**REQUIRED TASK**
Nothing but the lines from the line with "Give me a plain-text" through the end of the data is to be copied, and each is to be copied exactly.

--- START DATA SHOWN ---

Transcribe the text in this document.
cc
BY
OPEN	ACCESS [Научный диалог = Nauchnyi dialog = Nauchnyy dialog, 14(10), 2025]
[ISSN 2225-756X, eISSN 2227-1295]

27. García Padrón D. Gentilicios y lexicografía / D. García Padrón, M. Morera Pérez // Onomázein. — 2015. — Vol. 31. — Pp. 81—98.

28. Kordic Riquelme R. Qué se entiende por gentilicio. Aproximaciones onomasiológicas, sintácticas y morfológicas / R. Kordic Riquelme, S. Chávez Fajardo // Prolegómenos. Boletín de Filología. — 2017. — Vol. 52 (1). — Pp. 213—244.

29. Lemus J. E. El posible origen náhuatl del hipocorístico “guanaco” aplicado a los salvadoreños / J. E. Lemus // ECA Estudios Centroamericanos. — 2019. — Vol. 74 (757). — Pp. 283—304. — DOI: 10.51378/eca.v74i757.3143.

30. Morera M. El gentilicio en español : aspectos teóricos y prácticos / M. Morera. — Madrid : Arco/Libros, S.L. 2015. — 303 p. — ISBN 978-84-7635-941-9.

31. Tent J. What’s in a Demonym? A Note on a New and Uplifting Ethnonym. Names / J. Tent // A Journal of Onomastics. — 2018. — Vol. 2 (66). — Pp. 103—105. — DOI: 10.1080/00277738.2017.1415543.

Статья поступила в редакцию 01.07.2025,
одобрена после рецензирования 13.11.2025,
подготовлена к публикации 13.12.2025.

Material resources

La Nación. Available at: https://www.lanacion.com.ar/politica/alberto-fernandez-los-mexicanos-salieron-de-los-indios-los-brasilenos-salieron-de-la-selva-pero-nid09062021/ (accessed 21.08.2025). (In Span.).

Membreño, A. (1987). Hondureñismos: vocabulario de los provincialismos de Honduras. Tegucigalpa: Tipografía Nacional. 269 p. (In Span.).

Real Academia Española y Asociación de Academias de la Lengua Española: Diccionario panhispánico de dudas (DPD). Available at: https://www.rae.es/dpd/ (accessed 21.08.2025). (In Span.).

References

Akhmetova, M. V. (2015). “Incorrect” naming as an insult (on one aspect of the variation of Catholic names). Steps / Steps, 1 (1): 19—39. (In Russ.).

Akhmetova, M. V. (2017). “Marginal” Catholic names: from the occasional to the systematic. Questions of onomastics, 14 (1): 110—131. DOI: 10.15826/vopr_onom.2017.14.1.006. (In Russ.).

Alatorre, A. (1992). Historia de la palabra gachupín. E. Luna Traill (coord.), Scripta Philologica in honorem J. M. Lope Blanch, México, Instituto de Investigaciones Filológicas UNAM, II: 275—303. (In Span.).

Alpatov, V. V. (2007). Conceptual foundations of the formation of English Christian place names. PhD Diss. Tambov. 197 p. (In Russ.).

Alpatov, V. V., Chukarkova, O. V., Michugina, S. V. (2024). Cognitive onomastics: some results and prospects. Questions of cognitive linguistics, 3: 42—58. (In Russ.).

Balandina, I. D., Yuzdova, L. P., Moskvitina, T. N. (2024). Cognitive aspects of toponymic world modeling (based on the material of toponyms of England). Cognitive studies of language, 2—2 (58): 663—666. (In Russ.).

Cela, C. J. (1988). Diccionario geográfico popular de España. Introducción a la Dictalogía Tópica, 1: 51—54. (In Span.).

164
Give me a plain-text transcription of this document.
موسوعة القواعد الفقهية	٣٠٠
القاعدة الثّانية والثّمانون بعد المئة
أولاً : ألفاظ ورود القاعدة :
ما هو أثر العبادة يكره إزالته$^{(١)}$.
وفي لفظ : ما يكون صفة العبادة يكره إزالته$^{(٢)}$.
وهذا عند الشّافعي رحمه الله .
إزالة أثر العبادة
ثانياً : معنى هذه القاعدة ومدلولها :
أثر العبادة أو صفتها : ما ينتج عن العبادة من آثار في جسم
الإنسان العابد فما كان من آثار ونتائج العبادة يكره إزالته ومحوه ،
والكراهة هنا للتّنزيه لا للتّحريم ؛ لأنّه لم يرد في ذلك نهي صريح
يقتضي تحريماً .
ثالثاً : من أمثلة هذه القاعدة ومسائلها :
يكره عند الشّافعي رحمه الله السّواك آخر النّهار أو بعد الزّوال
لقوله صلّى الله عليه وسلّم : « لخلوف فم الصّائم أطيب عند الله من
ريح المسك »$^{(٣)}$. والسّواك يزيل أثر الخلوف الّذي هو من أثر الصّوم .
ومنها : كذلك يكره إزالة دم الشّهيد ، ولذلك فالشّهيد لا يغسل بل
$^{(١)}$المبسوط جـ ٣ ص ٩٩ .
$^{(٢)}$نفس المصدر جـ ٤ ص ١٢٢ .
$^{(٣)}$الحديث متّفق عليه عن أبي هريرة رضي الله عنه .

--- END DATA SHOWN ---

**COMPLETED EXERCISE**
Give me a plain-text transcription of this document.
موسوعة القواعد الفقهية	٣٠٠
القاعدة الثّانية والثّمانون بعد المئة
أولاً : ألفاظ ورود القاعدة :
ما هو أثر العبادة يكره إزالته$^{(١)}$.
وفي لفظ : ما يكون صفة العبادة يكره إزالته$^{(٢)}$.
وهذا عند الشّافعي رحمه الله .
إزالة أثر العبادة
ثانياً : معنى هذه القاعدة ومدلولها :
أثر العبادة أو صفتها : ما ينتج عن العبادة من آثار في جسم
الإنسان العابد فما كان من آثار ونتائج العبادة يكره إزالته ومحوه ،
والكراهة هنا للتّنزيه لا للتّحريم ؛ لأنّه لم يرد في ذلك نهي صريح
يقتضي تحريماً .
ثالثاً : من أمثلة هذه القاعدة ومسائلها :
يكره عند الشّافعي رحمه الله السّواك آخر النّهار أو بعد الزّوال
لقوله صلّى الله عليه وسلّم : « لخلوف فم الصّائم أطيب عند الله من
ريح المسك »$^{(٣)}$. والسّواك يزيل أثر الخلوف الّذي هو من أثر الصّوم .
ومنها : كذلك يكره إزالة دم الشّهيد ، ولذلك فالشّهيد لا يغسل بل
$^{(١)}$المبسوط جـ ٣ ص ٩٩ .
$^{(٢)}$نفس المصدر جـ ٤ ص ١٢٢ .
$^{(٣)}$الحديث متّفق عليه عن أبي هريرة رضي الله عنه .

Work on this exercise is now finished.